[Extracted records]

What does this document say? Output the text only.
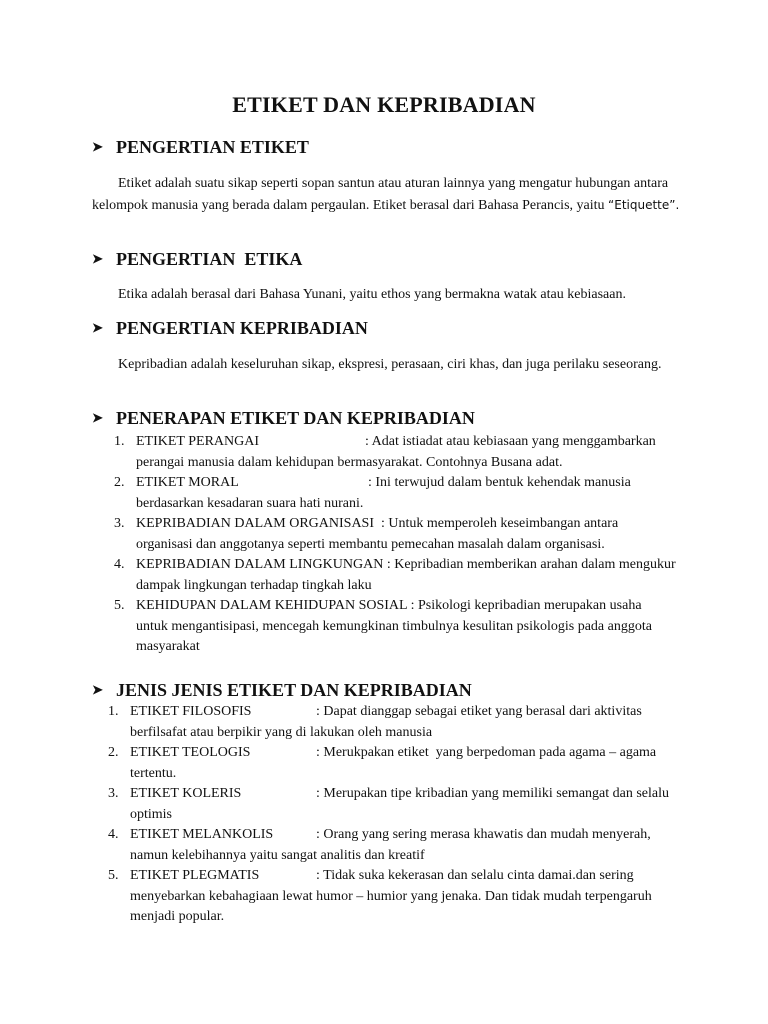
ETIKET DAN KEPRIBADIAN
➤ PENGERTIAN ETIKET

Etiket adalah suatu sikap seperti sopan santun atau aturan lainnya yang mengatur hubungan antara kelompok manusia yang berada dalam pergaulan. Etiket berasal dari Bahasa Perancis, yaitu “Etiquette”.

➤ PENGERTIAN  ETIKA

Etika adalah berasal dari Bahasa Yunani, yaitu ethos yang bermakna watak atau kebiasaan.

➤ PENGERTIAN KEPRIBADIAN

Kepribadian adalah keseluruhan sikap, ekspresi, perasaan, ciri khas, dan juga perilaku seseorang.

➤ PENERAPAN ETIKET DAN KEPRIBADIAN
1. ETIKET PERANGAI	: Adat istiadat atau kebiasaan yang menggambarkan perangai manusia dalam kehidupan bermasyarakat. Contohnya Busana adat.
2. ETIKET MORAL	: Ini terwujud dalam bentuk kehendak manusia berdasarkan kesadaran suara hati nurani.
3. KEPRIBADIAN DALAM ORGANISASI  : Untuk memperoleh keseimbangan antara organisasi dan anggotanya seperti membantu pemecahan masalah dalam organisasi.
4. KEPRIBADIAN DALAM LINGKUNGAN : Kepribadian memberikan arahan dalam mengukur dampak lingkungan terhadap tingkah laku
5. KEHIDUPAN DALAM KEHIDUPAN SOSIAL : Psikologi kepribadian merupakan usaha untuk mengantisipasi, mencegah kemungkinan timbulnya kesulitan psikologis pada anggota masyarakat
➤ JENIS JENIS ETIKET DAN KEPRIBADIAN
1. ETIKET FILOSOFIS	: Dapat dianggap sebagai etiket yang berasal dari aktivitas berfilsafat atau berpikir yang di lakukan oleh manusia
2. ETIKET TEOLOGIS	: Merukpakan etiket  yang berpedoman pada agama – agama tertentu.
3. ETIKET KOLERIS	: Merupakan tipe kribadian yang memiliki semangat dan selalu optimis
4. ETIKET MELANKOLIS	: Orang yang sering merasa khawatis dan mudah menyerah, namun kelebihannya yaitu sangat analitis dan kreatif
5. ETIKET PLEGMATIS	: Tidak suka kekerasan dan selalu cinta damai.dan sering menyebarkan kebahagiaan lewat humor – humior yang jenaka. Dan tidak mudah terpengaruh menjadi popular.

## DESCRIPTION OF THE TASK
Please set down each line of the data above exactly as written, without the pictures.

## EXERCISE SOLUTION
What does this document say? Output the text only.
ETIKET DAN KEPRIBADIAN
➤ PENGERTIAN ETIKET

Etiket adalah suatu sikap seperti sopan santun atau aturan lainnya yang mengatur hubungan antara kelompok manusia yang berada dalam pergaulan. Etiket berasal dari Bahasa Perancis, yaitu “Etiquette”.

➤ PENGERTIAN  ETIKA

Etika adalah berasal dari Bahasa Yunani, yaitu ethos yang bermakna watak atau kebiasaan.

➤ PENGERTIAN KEPRIBADIAN

Kepribadian adalah keseluruhan sikap, ekspresi, perasaan, ciri khas, dan juga perilaku seseorang.

➤ PENERAPAN ETIKET DAN KEPRIBADIAN
1. ETIKET PERANGAI	: Adat istiadat atau kebiasaan yang menggambarkan perangai manusia dalam kehidupan bermasyarakat. Contohnya Busana adat.
2. ETIKET MORAL	: Ini terwujud dalam bentuk kehendak manusia berdasarkan kesadaran suara hati nurani.
3. KEPRIBADIAN DALAM ORGANISASI  : Untuk memperoleh keseimbangan antara organisasi dan anggotanya seperti membantu pemecahan masalah dalam organisasi.
4. KEPRIBADIAN DALAM LINGKUNGAN : Kepribadian memberikan arahan dalam mengukur dampak lingkungan terhadap tingkah laku
5. KEHIDUPAN DALAM KEHIDUPAN SOSIAL : Psikologi kepribadian merupakan usaha untuk mengantisipasi, mencegah kemungkinan timbulnya kesulitan psikologis pada anggota masyarakat
➤ JENIS JENIS ETIKET DAN KEPRIBADIAN
1. ETIKET FILOSOFIS	: Dapat dianggap sebagai etiket yang berasal dari aktivitas berfilsafat atau berpikir yang di lakukan oleh manusia
2. ETIKET TEOLOGIS	: Merukpakan etiket  yang berpedoman pada agama – agama tertentu.
3. ETIKET KOLERIS	: Merupakan tipe kribadian yang memiliki semangat dan selalu optimis
4. ETIKET MELANKOLIS	: Orang yang sering merasa khawatis dan mudah menyerah, namun kelebihannya yaitu sangat analitis dan kreatif
5. ETIKET PLEGMATIS	: Tidak suka kekerasan dan selalu cinta damai.dan sering menyebarkan kebahagiaan lewat humor – humior yang jenaka. Dan tidak mudah terpengaruh menjadi popular.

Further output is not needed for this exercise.